* **INSTRUCTIONS TO FOLLOW**:
Using the data beneath, show every line that includes the word "release".
═════ SUPPLIED INFORMATION ═════
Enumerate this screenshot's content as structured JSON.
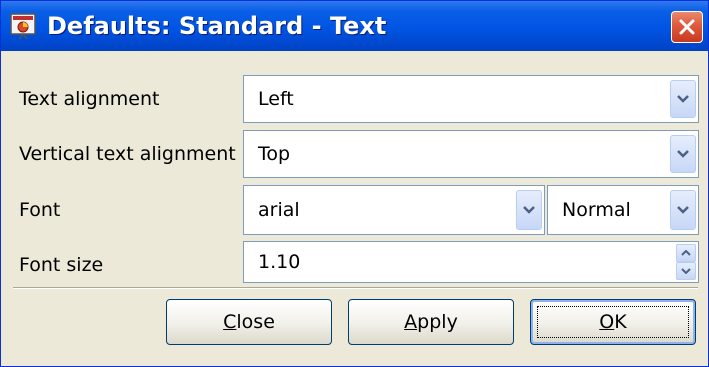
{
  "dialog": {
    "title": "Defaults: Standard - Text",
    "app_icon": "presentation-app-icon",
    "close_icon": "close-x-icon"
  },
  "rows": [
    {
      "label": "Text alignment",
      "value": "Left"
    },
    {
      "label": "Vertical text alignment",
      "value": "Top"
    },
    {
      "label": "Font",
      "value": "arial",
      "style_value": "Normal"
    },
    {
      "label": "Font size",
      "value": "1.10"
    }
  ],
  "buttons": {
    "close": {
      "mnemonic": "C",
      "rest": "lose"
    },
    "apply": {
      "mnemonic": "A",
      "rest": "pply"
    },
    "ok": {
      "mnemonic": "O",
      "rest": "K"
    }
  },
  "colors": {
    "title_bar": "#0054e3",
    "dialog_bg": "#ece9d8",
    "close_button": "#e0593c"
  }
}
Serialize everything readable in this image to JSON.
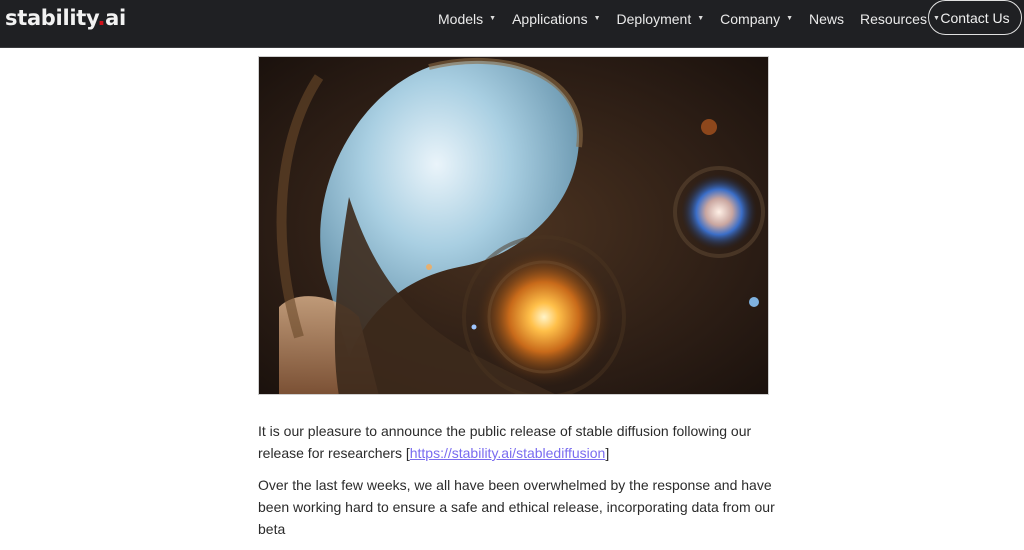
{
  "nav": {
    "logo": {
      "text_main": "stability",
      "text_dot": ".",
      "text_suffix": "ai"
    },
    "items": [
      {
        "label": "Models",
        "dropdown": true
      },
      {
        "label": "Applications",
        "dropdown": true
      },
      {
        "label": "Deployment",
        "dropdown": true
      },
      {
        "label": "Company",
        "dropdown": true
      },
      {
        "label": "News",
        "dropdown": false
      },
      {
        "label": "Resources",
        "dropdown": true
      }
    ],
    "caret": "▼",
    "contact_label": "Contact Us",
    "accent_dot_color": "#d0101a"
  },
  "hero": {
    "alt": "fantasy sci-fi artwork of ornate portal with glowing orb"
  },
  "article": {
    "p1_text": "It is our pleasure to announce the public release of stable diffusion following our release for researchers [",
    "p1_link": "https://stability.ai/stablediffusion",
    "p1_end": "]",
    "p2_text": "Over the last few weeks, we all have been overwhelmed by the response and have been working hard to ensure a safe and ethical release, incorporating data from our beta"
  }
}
═════
* **WRITTEN RESPONSE**:
    "p1_text": "It is our pleasure to announce the public release of stable diffusion following our release for researchers [",
    "p2_text": "Over the last few weeks, we all have been overwhelmed by the response and have been working hard to ensure a safe and ethical release, incorporating data from our beta"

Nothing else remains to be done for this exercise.